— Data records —
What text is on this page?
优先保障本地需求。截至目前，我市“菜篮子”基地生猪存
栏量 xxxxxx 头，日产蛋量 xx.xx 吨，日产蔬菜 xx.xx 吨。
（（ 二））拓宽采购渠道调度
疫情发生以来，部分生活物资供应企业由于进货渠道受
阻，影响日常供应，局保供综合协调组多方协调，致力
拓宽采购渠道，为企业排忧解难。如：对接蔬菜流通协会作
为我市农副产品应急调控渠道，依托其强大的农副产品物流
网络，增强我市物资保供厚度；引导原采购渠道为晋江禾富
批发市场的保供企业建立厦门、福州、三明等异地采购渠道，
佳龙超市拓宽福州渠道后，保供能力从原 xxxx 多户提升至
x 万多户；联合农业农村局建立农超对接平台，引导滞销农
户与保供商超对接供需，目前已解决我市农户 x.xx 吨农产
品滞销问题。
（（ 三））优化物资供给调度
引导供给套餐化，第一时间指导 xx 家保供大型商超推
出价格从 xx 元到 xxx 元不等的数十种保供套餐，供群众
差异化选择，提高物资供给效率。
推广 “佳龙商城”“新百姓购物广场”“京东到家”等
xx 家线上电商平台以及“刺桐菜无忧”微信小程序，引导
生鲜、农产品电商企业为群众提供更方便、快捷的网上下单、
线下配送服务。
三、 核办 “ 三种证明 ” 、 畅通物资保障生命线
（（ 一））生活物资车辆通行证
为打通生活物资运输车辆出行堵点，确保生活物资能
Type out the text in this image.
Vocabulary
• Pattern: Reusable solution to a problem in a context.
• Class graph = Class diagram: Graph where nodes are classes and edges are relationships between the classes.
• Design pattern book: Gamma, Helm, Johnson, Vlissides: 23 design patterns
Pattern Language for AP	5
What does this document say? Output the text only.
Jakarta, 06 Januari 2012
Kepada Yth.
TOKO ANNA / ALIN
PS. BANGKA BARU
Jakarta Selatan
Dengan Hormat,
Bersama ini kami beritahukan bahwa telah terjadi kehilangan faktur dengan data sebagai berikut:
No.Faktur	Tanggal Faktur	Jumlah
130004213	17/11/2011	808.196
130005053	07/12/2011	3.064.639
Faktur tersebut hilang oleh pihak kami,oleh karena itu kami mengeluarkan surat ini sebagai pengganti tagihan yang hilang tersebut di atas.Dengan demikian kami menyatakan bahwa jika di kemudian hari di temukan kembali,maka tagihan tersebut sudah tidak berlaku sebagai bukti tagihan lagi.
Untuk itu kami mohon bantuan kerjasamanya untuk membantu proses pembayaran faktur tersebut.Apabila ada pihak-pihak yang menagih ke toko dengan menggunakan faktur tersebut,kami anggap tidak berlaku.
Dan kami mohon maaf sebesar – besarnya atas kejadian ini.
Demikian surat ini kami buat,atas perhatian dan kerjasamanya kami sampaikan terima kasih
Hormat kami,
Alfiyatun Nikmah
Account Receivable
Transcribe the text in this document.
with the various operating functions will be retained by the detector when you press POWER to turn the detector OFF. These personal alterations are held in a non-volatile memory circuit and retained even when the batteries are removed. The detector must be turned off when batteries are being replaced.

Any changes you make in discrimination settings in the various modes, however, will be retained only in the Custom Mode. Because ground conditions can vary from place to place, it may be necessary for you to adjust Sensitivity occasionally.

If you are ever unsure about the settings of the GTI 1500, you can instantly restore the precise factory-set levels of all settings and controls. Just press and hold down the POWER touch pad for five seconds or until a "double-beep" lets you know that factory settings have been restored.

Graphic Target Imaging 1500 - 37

— Written instruction —
From the listing above, reproduce all the lines exactly.

— Solution to this problem —
What text is on this page?
优先保障本地需求。截至目前，我市“菜篮子”基地生猪存
栏量 xxxxxx 头，日产蛋量 xx.xx 吨，日产蔬菜 xx.xx 吨。
（（ 二））拓宽采购渠道调度
疫情发生以来，部分生活物资供应企业由于进货渠道受
阻，影响日常供应，局保供综合协调组多方协调，致力
拓宽采购渠道，为企业排忧解难。如：对接蔬菜流通协会作
为我市农副产品应急调控渠道，依托其强大的农副产品物流
网络，增强我市物资保供厚度；引导原采购渠道为晋江禾富
批发市场的保供企业建立厦门、福州、三明等异地采购渠道，
佳龙超市拓宽福州渠道后，保供能力从原 xxxx 多户提升至
x 万多户；联合农业农村局建立农超对接平台，引导滞销农
户与保供商超对接供需，目前已解决我市农户 x.xx 吨农产
品滞销问题。
（（ 三））优化物资供给调度
引导供给套餐化，第一时间指导 xx 家保供大型商超推
出价格从 xx 元到 xxx 元不等的数十种保供套餐，供群众
差异化选择，提高物资供给效率。
推广 “佳龙商城”“新百姓购物广场”“京东到家”等
xx 家线上电商平台以及“刺桐菜无忧”微信小程序，引导
生鲜、农产品电商企业为群众提供更方便、快捷的网上下单、
线下配送服务。
三、 核办 “ 三种证明 ” 、 畅通物资保障生命线
（（ 一））生活物资车辆通行证
为打通生活物资运输车辆出行堵点，确保生活物资能
Type out the text in this image.
Vocabulary
• Pattern: Reusable solution to a problem in a context.
• Class graph = Class diagram: Graph where nodes are classes and edges are relationships between the classes.
• Design pattern book: Gamma, Helm, Johnson, Vlissides: 23 design patterns
Pattern Language for AP	5
What does this document say? Output the text only.
Jakarta, 06 Januari 2012
Kepada Yth.
TOKO ANNA / ALIN
PS. BANGKA BARU
Jakarta Selatan
Dengan Hormat,
Bersama ini kami beritahukan bahwa telah terjadi kehilangan faktur dengan data sebagai berikut:
No.Faktur	Tanggal Faktur	Jumlah
130004213	17/11/2011	808.196
130005053	07/12/2011	3.064.639
Faktur tersebut hilang oleh pihak kami,oleh karena itu kami mengeluarkan surat ini sebagai pengganti tagihan yang hilang tersebut di atas.Dengan demikian kami menyatakan bahwa jika di kemudian hari di temukan kembali,maka tagihan tersebut sudah tidak berlaku sebagai bukti tagihan lagi.
Untuk itu kami mohon bantuan kerjasamanya untuk membantu proses pembayaran faktur tersebut.Apabila ada pihak-pihak yang menagih ke toko dengan menggunakan faktur tersebut,kami anggap tidak berlaku.
Dan kami mohon maaf sebesar – besarnya atas kejadian ini.
Demikian surat ini kami buat,atas perhatian dan kerjasamanya kami sampaikan terima kasih
Hormat kami,
Alfiyatun Nikmah
Account Receivable
Transcribe the text in this document.
with the various operating functions will be retained by the detector when you press POWER to turn the detector OFF. These personal alterations are held in a non-volatile memory circuit and retained even when the batteries are removed. The detector must be turned off when batteries are being replaced.

Any changes you make in discrimination settings in the various modes, however, will be retained only in the Custom Mode. Because ground conditions can vary from place to place, it may be necessary for you to adjust Sensitivity occasionally.

If you are ever unsure about the settings of the GTI 1500, you can instantly restore the precise factory-set levels of all settings and controls. Just press and hold down the POWER touch pad for five seconds or until a "double-beep" lets you know that factory settings have been restored.

Graphic Target Imaging 1500 - 37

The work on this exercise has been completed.